What the task requires: Show every line below where "right" can be found.

Data entries:
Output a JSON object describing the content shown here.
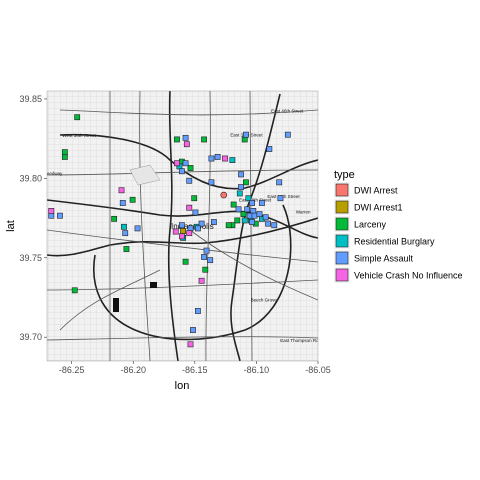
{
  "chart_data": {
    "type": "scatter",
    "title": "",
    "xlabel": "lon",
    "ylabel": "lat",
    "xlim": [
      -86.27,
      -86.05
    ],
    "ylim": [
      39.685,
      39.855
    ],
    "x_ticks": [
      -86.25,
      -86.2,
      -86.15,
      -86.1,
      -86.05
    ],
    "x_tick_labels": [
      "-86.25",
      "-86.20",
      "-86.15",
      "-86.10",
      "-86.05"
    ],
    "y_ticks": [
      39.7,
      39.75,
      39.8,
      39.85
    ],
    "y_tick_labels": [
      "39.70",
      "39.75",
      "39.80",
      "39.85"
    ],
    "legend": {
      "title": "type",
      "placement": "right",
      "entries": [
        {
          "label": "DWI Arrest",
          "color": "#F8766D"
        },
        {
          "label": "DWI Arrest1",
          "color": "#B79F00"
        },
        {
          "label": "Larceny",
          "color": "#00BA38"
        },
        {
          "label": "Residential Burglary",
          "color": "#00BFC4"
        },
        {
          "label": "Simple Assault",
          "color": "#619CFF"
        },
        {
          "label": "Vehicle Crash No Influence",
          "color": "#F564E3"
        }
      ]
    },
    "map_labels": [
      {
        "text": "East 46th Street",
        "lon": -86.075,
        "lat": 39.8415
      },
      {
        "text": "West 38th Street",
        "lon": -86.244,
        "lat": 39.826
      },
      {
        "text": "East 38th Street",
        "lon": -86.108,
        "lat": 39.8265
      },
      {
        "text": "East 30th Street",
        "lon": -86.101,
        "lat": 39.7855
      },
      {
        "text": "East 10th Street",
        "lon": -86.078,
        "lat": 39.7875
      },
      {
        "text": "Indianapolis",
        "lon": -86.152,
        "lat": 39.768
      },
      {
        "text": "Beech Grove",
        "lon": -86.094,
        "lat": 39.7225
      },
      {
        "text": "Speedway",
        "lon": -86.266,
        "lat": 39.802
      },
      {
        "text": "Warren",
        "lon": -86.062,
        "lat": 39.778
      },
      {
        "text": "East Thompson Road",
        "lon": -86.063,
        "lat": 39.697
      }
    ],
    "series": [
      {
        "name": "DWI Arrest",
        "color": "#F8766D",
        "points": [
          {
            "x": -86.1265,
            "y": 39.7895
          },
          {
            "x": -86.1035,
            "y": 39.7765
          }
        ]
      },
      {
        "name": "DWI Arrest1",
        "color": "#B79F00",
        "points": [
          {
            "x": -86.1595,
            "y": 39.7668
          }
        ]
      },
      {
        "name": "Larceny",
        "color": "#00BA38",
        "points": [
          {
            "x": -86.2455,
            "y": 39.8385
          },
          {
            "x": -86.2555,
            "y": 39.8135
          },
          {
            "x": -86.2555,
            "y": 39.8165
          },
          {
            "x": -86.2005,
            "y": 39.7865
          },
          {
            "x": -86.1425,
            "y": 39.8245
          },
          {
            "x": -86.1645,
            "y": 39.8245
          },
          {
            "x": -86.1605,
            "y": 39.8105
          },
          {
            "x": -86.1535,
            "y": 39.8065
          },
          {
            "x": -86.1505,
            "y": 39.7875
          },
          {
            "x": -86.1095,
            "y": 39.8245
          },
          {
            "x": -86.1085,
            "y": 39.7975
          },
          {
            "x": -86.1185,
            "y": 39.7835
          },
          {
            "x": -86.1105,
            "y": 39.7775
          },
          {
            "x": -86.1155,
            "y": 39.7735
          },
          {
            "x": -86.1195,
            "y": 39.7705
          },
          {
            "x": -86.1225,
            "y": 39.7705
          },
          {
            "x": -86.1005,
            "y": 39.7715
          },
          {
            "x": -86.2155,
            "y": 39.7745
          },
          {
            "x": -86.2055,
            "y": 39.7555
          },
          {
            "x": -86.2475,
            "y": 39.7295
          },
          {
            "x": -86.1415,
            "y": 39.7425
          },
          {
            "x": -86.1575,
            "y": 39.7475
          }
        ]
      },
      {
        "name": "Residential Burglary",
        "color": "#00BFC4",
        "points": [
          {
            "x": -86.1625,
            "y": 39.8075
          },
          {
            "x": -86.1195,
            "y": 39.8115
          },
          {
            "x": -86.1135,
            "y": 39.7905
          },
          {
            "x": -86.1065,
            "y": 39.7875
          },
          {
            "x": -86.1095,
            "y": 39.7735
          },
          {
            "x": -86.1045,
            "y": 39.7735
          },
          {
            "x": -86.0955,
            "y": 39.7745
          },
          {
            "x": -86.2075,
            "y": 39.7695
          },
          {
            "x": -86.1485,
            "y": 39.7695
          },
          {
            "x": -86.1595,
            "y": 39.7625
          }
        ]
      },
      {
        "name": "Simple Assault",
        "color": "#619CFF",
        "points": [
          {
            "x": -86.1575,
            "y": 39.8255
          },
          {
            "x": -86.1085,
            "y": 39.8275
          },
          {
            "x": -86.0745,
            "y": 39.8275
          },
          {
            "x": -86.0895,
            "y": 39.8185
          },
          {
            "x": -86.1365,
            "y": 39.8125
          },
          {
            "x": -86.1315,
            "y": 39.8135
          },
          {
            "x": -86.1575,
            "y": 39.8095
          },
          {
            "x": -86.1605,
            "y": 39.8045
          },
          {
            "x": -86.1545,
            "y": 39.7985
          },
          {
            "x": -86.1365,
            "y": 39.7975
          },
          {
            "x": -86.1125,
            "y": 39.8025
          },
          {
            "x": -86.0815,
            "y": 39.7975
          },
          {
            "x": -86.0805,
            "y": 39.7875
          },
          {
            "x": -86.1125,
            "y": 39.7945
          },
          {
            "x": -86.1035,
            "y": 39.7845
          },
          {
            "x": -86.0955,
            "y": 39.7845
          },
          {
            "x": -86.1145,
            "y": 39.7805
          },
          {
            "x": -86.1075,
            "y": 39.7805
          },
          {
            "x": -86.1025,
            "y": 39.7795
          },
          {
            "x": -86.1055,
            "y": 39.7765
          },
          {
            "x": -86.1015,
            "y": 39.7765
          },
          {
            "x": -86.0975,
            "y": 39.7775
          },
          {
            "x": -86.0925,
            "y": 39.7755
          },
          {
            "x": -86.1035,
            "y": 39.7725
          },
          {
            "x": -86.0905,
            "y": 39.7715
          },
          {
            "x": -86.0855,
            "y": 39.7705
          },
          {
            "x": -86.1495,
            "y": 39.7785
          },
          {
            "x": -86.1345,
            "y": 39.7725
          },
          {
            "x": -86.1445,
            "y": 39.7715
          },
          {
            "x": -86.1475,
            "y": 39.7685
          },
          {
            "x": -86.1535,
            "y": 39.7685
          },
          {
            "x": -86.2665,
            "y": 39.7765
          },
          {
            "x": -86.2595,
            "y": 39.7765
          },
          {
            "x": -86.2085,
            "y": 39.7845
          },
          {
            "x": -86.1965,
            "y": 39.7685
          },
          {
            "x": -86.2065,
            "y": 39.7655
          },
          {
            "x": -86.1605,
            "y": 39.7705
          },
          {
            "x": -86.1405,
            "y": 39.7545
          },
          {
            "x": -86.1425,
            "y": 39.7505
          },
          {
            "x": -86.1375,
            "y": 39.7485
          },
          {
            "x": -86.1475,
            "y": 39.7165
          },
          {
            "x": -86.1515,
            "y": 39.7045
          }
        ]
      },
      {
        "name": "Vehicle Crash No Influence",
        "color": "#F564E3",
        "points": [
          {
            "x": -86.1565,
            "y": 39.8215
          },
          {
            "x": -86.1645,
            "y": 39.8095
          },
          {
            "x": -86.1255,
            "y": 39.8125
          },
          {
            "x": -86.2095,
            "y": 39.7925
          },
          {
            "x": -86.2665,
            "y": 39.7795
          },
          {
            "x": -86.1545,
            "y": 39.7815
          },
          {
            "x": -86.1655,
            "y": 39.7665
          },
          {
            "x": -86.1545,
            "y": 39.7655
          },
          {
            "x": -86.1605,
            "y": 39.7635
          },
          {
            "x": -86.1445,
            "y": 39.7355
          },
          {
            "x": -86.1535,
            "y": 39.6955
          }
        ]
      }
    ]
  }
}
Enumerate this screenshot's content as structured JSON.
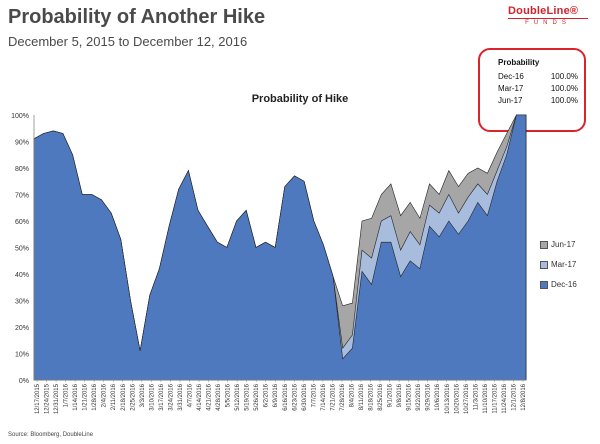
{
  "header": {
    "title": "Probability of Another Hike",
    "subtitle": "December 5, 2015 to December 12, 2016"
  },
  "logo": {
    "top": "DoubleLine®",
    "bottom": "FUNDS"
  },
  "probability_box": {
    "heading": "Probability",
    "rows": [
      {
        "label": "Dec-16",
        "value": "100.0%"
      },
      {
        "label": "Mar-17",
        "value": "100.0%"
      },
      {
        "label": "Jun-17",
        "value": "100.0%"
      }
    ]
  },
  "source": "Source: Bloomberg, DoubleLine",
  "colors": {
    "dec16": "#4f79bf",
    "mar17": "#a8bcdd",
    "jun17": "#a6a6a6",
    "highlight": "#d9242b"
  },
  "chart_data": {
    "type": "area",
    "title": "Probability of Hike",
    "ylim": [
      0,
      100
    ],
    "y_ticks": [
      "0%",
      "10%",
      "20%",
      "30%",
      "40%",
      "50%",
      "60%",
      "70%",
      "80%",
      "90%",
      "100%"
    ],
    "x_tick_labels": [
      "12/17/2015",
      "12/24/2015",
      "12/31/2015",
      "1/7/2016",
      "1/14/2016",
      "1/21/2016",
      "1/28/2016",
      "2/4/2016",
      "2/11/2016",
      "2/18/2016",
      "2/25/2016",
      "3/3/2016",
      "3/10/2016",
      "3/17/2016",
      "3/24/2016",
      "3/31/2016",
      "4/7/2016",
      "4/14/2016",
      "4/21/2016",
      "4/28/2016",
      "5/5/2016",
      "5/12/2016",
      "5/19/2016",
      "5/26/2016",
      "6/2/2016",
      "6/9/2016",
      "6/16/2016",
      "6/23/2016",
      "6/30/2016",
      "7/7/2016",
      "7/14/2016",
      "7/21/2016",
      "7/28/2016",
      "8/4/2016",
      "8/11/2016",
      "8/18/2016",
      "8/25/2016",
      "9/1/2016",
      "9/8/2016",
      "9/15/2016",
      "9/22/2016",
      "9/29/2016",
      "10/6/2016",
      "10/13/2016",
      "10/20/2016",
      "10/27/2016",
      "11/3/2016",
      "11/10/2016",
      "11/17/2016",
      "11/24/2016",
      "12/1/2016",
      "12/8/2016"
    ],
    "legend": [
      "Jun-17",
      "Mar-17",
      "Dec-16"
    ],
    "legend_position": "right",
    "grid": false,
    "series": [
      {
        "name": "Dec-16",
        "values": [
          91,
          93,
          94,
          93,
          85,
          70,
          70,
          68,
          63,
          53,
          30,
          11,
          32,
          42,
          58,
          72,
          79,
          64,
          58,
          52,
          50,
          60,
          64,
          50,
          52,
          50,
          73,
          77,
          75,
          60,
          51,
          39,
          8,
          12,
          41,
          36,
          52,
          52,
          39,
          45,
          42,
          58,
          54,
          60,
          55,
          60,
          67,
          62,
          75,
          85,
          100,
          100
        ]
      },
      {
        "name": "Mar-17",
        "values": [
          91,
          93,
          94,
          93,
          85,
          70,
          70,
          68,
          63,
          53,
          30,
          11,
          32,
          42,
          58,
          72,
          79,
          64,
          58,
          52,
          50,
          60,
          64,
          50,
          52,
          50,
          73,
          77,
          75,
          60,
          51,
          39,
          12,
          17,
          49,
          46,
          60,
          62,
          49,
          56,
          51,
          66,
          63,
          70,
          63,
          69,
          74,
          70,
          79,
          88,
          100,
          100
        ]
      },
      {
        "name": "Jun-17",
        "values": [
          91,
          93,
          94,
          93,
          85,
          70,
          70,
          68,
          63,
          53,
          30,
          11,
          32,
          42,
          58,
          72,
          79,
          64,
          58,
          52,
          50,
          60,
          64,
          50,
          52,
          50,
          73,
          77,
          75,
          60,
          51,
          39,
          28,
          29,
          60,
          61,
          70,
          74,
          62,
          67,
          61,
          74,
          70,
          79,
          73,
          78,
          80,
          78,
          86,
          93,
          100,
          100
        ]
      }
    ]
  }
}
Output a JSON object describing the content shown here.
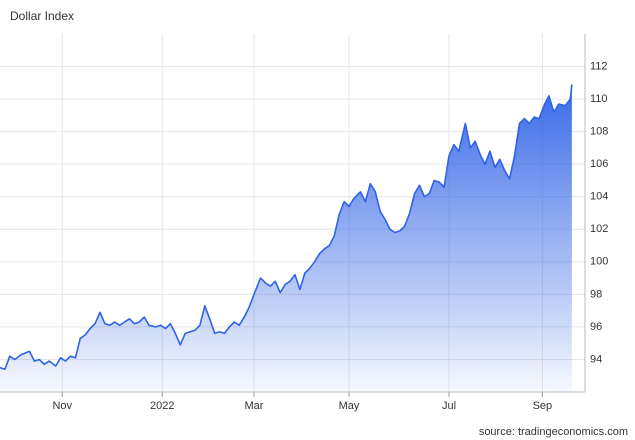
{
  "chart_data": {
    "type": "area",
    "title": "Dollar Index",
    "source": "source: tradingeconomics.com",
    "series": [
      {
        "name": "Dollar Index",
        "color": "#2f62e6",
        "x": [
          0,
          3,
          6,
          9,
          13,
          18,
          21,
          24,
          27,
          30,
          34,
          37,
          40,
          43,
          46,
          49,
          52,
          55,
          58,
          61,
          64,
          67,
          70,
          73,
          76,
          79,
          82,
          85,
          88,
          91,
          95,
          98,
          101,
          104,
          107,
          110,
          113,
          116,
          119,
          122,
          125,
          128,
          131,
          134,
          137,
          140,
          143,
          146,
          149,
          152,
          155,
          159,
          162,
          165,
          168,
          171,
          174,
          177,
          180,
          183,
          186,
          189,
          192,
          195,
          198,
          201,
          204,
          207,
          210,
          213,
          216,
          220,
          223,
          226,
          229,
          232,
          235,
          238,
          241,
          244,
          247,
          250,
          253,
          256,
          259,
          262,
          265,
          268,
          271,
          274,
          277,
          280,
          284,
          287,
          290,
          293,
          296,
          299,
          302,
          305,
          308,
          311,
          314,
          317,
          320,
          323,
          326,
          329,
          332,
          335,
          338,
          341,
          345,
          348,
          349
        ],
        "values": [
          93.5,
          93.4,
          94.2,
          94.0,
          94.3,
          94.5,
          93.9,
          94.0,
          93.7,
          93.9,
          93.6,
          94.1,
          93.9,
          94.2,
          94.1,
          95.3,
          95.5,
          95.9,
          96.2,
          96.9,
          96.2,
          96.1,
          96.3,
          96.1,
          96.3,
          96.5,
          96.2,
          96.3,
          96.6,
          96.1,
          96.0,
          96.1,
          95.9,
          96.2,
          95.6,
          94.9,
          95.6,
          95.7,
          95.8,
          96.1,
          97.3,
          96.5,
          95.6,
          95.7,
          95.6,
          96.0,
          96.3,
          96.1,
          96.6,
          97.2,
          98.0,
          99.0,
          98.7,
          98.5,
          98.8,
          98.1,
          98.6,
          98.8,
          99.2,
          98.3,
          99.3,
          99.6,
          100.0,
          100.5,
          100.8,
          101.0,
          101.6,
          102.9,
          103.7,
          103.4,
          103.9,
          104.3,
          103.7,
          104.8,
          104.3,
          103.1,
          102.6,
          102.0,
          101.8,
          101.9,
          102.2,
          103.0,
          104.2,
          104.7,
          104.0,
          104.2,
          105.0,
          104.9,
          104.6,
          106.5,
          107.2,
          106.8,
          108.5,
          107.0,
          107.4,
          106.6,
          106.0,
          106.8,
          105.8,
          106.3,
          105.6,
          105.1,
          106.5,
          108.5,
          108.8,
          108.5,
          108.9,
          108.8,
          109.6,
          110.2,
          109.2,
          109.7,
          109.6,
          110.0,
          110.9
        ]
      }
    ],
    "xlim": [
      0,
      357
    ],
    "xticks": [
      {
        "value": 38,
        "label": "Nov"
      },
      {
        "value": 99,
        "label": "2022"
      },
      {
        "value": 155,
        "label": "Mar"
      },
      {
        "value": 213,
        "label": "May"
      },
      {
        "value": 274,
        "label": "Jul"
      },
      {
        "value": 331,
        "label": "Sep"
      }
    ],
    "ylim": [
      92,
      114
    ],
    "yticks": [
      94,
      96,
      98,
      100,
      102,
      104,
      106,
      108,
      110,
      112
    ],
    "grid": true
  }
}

Answer to the task:
      "placement": "right",
    "legend_position": "right",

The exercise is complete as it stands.